— GOAL —
Output the entries below exactly as written, omitting pictures.

— TASK DATA —
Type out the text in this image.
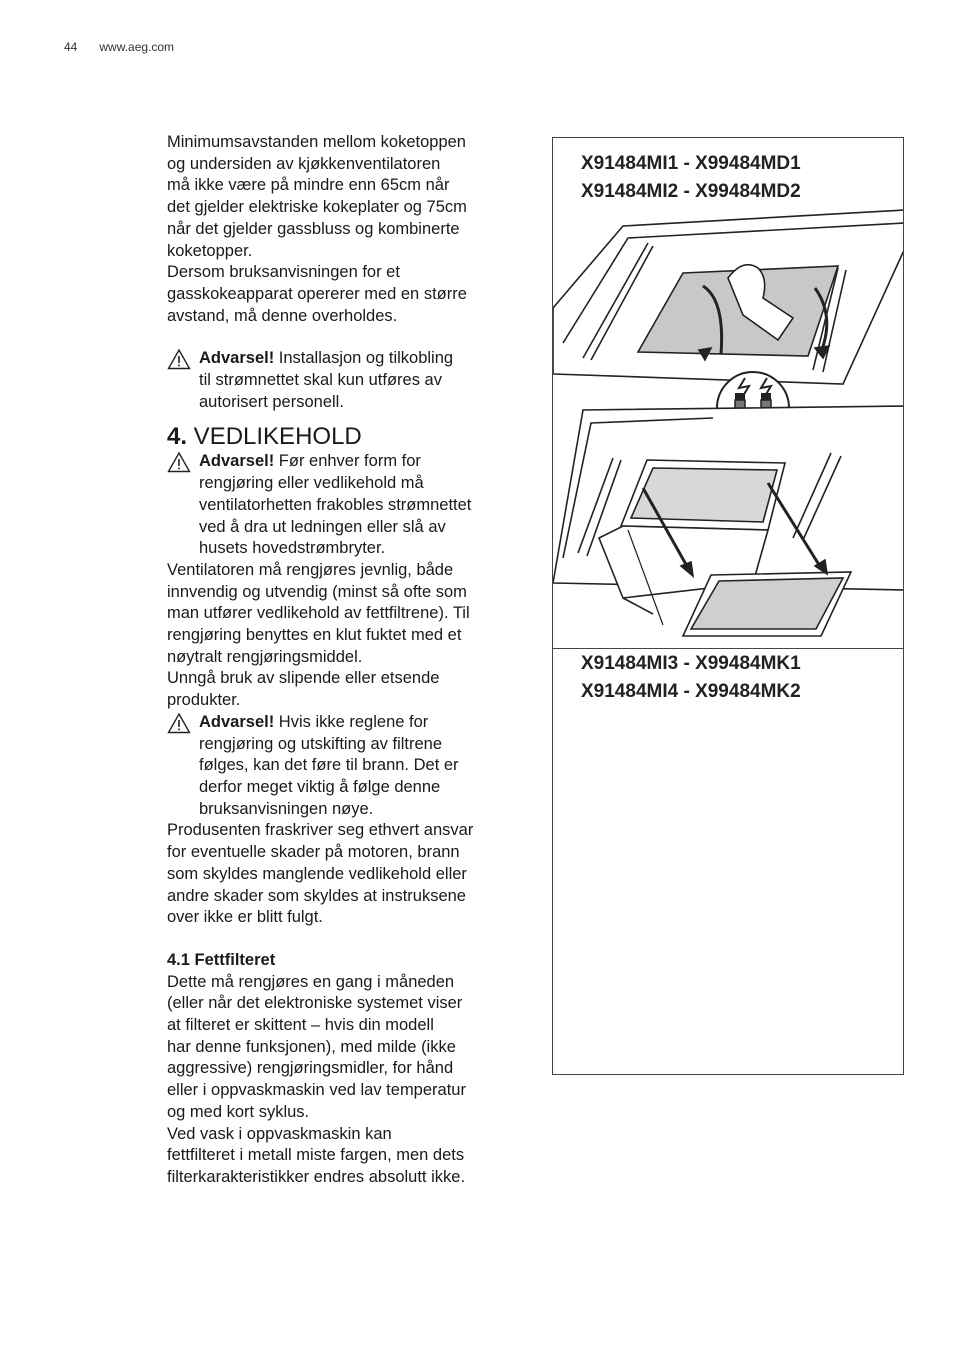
44 www.aeg.com

Minimumsavstanden mellom koketoppen

og undersiden av kjøkkenventilatoren

må ikke være på mindre enn 65cm når

det gjelder elektriske kokeplater og 75cm

når det gjelder gassbluss og kombinerte

koketopper.

Dersom bruksanvisningen for et

gasskokeapparat opererer med en større

avstand, må denne overholdes.

Advarsel! Installasjon og tilkobling

til strømnettet skal kun utføres av

autorisert personell.

4. VEDLIKEHOLD

Advarsel! Før enhver form for

rengjøring eller vedlikehold må

ventilatorhetten frakobles strømnettet

ved å dra ut ledningen eller slå av

husets hovedstrømbryter.

Ventilatoren må rengjøres jevnlig, både

innvendig og utvendig (minst så ofte som

man utfører vedlikehold av fettfiltrene). Til

rengjøring benyttes en klut fuktet med et

nøytralt rengjøringsmiddel.

Unngå bruk av slipende eller etsende

produkter.

Advarsel! Hvis ikke reglene for

rengjøring og utskifting av filtrene

følges, kan det føre til brann. Det er

derfor meget viktig å følge denne

bruksanvisningen nøye.

Produsenten fraskriver seg ethvert ansvar

for eventuelle skader på motoren, brann

som skyldes manglende vedlikehold eller

andre skader som skyldes at instruksene

over ikke er blitt fulgt.

4.1 Fettfilteret

Dette må rengjøres en gang i måneden

(eller når det elektroniske systemet viser

at filteret er skittent – hvis din modell

har denne funksjonen), med milde (ikke

aggressive) rengjøringsmidler, for hånd

eller i oppvaskmaskin ved lav temperatur

og med kort syklus.

Ved vask i oppvaskmaskin kan

fettfilteret i metall miste fargen, men dets

filterkarakteristikker endres absolutt ikke.

X91484MI1 - X99484MD1
X91484MI2 - X99484MD2
X91484MI3 - X99484MK1
X91484MI4 - X99484MK2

— FULL OUTPUT —
Type out the text in this image.
44 www.aeg.com

Minimumsavstanden mellom koketoppen

og undersiden av kjøkkenventilatoren

må ikke være på mindre enn 65cm når

det gjelder elektriske kokeplater og 75cm

når det gjelder gassbluss og kombinerte

koketopper.

Dersom bruksanvisningen for et

gasskokeapparat opererer med en større

avstand, må denne overholdes.

Advarsel! Installasjon og tilkobling

til strømnettet skal kun utføres av

autorisert personell.

4. VEDLIKEHOLD

Advarsel! Før enhver form for

rengjøring eller vedlikehold må

ventilatorhetten frakobles strømnettet

ved å dra ut ledningen eller slå av

husets hovedstrømbryter.

Ventilatoren må rengjøres jevnlig, både

innvendig og utvendig (minst så ofte som

man utfører vedlikehold av fettfiltrene). Til

rengjøring benyttes en klut fuktet med et

nøytralt rengjøringsmiddel.

Unngå bruk av slipende eller etsende

produkter.

Advarsel! Hvis ikke reglene for

rengjøring og utskifting av filtrene

følges, kan det føre til brann. Det er

derfor meget viktig å følge denne

bruksanvisningen nøye.

Produsenten fraskriver seg ethvert ansvar

for eventuelle skader på motoren, brann

som skyldes manglende vedlikehold eller

andre skader som skyldes at instruksene

over ikke er blitt fulgt.

4.1 Fettfilteret

Dette må rengjøres en gang i måneden

(eller når det elektroniske systemet viser

at filteret er skittent – hvis din modell

har denne funksjonen), med milde (ikke

aggressive) rengjøringsmidler, for hånd

eller i oppvaskmaskin ved lav temperatur

og med kort syklus.

Ved vask i oppvaskmaskin kan

fettfilteret i metall miste fargen, men dets

filterkarakteristikker endres absolutt ikke.

X91484MI1 - X99484MD1
X91484MI2 - X99484MD2
X91484MI3 - X99484MK1
X91484MI4 - X99484MK2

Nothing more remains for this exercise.